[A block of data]
****
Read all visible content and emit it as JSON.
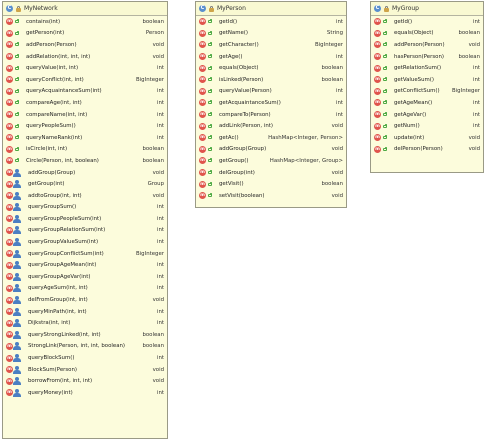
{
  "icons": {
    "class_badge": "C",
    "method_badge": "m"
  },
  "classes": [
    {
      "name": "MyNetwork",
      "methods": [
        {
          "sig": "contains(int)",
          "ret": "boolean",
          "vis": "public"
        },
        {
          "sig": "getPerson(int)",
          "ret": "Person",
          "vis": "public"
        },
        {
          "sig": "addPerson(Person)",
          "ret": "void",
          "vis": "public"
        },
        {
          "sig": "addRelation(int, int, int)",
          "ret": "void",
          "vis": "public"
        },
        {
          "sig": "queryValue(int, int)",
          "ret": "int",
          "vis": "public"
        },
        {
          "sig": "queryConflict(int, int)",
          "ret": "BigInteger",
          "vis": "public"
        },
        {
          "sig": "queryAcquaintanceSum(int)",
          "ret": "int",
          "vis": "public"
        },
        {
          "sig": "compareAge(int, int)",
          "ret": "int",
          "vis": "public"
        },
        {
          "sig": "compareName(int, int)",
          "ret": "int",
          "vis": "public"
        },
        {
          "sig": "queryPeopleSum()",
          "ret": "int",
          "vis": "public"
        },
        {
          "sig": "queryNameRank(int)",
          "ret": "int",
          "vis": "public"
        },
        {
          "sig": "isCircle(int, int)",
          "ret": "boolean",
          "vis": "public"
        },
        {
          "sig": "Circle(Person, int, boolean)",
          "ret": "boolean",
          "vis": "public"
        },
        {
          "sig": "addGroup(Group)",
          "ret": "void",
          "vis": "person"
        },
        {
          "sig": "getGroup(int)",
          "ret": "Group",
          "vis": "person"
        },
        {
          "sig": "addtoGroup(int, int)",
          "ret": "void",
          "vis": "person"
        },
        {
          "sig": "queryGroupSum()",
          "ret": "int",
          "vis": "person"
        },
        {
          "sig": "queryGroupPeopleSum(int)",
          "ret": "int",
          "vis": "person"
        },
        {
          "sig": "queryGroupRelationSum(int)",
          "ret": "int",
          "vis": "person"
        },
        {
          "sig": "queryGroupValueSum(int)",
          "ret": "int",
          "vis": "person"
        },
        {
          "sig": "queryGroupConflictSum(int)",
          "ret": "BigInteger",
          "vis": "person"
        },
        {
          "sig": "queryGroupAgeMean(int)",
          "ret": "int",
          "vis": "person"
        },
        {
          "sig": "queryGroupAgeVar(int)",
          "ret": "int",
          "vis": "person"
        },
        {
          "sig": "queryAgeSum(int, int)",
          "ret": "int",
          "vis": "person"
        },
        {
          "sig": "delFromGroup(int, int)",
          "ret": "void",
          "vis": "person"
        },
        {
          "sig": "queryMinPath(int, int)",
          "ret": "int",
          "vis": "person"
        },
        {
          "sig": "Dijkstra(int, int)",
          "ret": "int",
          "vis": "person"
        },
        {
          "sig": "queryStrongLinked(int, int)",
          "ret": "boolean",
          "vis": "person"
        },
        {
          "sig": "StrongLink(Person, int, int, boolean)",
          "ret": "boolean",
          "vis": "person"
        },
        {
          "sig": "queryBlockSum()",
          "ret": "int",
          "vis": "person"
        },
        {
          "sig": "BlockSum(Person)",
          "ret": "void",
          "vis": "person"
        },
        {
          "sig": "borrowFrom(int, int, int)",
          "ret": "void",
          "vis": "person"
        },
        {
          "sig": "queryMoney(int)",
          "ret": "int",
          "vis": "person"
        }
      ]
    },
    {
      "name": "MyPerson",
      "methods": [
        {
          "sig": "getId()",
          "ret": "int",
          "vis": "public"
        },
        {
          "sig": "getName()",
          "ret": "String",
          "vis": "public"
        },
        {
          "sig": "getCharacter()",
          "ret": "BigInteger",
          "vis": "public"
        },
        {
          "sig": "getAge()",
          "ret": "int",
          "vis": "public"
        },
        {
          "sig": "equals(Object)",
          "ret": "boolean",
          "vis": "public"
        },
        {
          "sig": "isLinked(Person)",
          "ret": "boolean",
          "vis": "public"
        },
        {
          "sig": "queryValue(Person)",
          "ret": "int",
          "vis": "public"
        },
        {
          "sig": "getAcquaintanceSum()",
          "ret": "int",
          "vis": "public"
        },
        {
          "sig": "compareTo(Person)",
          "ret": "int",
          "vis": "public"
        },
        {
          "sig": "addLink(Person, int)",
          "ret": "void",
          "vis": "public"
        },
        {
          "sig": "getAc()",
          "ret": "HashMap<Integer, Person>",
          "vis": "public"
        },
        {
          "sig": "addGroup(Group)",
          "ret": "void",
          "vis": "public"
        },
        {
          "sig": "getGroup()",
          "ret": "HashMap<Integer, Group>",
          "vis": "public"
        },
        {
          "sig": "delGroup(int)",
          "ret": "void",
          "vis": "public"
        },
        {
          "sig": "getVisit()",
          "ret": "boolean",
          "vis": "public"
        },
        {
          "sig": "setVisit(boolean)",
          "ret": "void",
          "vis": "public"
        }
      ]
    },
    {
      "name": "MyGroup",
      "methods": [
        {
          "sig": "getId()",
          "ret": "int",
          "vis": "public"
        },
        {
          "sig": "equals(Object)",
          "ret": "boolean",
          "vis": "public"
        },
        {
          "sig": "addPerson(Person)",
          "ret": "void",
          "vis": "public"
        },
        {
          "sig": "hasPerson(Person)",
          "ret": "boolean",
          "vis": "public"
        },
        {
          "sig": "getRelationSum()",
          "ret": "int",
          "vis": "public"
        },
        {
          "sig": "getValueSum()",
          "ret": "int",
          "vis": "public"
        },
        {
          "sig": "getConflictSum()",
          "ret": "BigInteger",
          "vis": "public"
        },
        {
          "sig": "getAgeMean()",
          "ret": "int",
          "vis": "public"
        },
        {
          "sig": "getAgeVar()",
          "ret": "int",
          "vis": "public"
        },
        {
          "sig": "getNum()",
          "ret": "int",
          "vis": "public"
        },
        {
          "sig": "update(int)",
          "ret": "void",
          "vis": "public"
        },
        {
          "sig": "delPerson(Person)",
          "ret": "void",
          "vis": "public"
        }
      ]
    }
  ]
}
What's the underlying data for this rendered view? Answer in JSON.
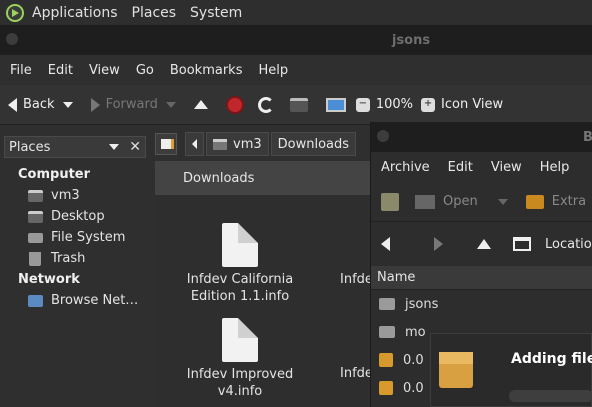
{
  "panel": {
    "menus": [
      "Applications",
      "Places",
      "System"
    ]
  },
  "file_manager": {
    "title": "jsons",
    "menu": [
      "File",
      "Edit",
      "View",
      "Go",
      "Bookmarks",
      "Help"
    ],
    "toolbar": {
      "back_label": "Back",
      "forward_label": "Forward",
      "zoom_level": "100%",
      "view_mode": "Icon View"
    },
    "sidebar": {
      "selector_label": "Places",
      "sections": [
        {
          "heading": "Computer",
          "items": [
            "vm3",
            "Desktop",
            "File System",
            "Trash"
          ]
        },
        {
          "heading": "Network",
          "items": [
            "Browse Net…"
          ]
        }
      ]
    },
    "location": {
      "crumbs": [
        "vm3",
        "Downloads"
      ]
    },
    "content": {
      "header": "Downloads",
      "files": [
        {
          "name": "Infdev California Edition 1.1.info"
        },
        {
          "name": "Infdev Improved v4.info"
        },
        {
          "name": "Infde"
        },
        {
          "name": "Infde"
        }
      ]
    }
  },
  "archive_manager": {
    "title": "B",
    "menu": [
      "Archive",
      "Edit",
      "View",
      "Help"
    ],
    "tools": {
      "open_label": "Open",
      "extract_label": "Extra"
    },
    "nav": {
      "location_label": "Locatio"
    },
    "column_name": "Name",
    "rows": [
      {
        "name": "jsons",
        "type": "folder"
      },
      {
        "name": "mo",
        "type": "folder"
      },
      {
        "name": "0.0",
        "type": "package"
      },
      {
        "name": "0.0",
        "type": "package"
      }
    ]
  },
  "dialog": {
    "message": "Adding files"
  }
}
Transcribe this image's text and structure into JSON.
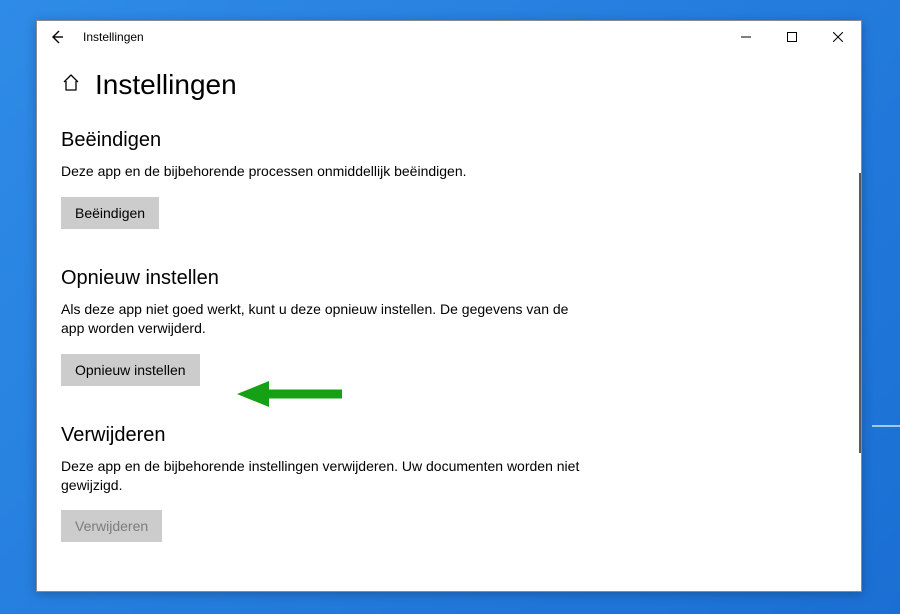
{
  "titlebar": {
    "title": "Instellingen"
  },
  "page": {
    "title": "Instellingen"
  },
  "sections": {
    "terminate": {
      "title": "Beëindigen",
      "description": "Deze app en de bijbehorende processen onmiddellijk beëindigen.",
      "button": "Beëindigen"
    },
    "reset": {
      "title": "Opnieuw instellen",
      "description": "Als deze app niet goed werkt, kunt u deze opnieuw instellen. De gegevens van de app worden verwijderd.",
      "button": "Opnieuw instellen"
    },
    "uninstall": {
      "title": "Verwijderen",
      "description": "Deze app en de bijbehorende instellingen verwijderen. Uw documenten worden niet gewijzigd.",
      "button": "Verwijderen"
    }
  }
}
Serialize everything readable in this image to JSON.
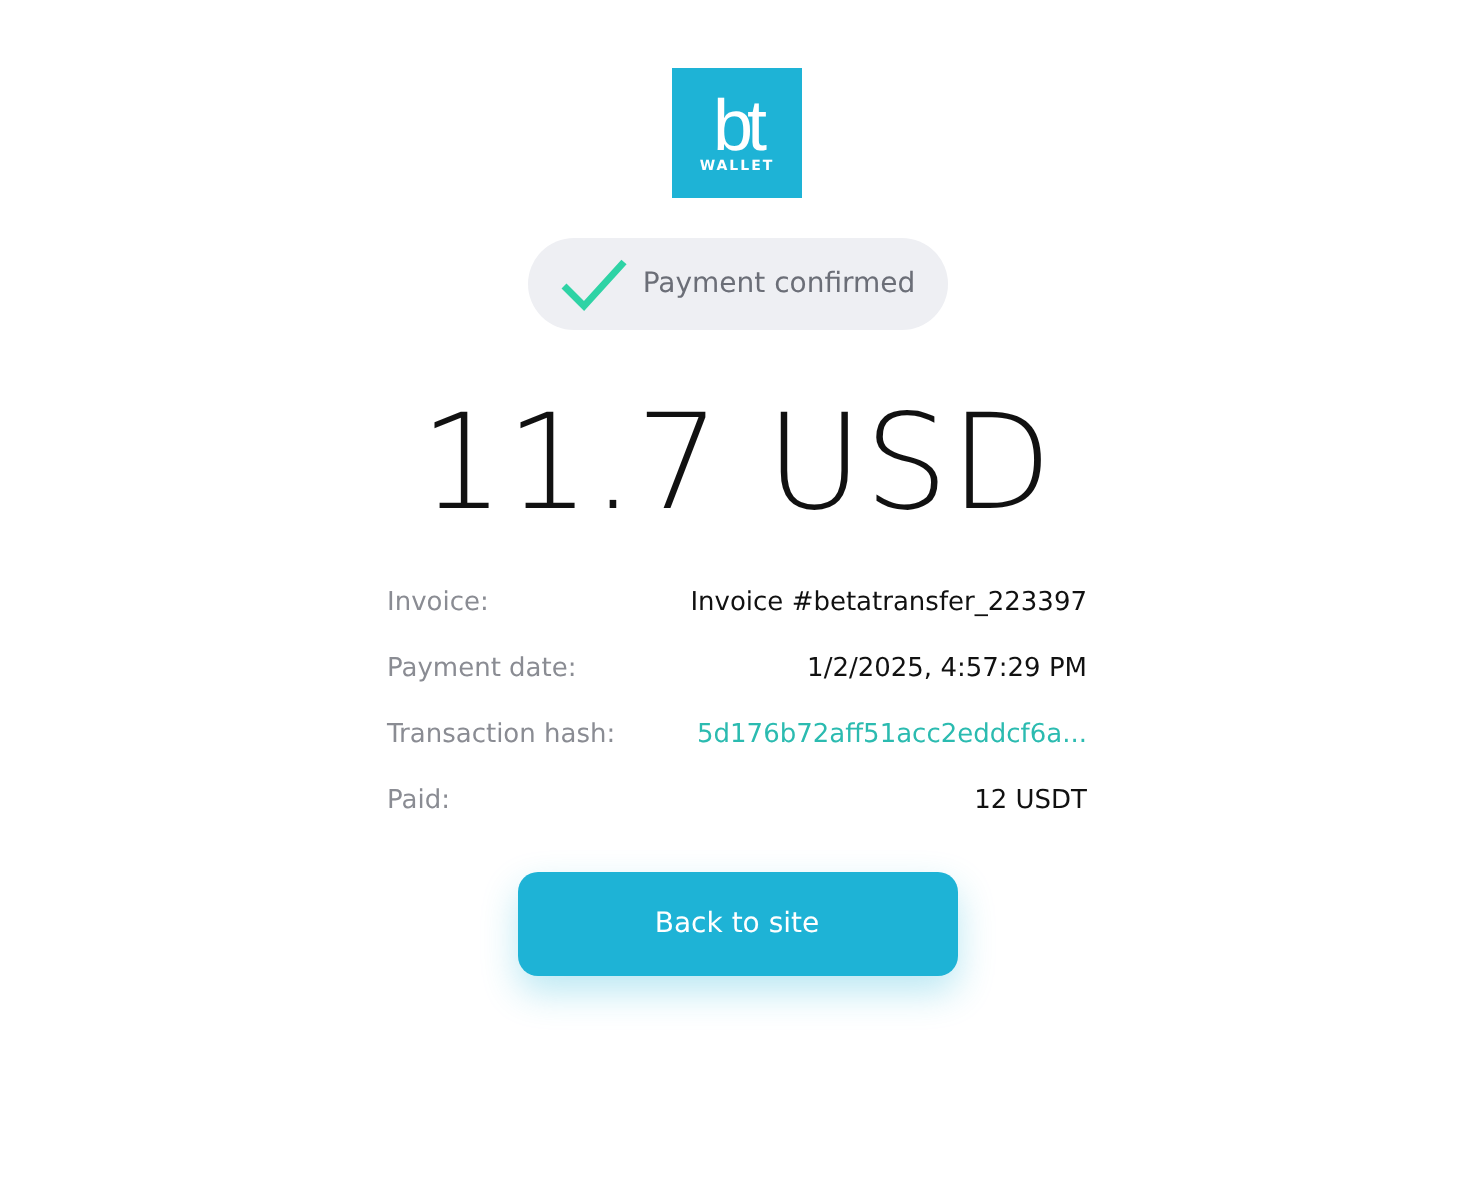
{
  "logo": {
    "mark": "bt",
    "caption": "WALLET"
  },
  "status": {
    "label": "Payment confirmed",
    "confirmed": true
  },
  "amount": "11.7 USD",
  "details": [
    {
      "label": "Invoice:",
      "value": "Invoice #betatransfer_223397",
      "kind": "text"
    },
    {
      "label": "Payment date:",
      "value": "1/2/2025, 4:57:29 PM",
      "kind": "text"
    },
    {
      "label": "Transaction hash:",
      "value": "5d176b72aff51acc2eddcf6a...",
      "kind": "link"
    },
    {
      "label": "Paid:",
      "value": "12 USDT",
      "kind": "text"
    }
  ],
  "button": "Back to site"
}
****
→ **Task**
Repeat the lines of the records verbatim, starting at the line containing "Serialize everything readable" and stopping after the final line. Images stay out.

→ **Response for this exercise**
Serialize everything readable in this image to JSON.
{
  "logo": {
    "mark": "bt",
    "caption": "WALLET"
  },
  "status": {
    "label": "Payment confirmed",
    "confirmed": true
  },
  "amount": "11.7 USD",
  "details": [
    {
      "label": "Invoice:",
      "value": "Invoice #betatransfer_223397",
      "kind": "text"
    },
    {
      "label": "Payment date:",
      "value": "1/2/2025, 4:57:29 PM",
      "kind": "text"
    },
    {
      "label": "Transaction hash:",
      "value": "5d176b72aff51acc2eddcf6a...",
      "kind": "link"
    },
    {
      "label": "Paid:",
      "value": "12 USDT",
      "kind": "text"
    }
  ],
  "button": "Back to site"
}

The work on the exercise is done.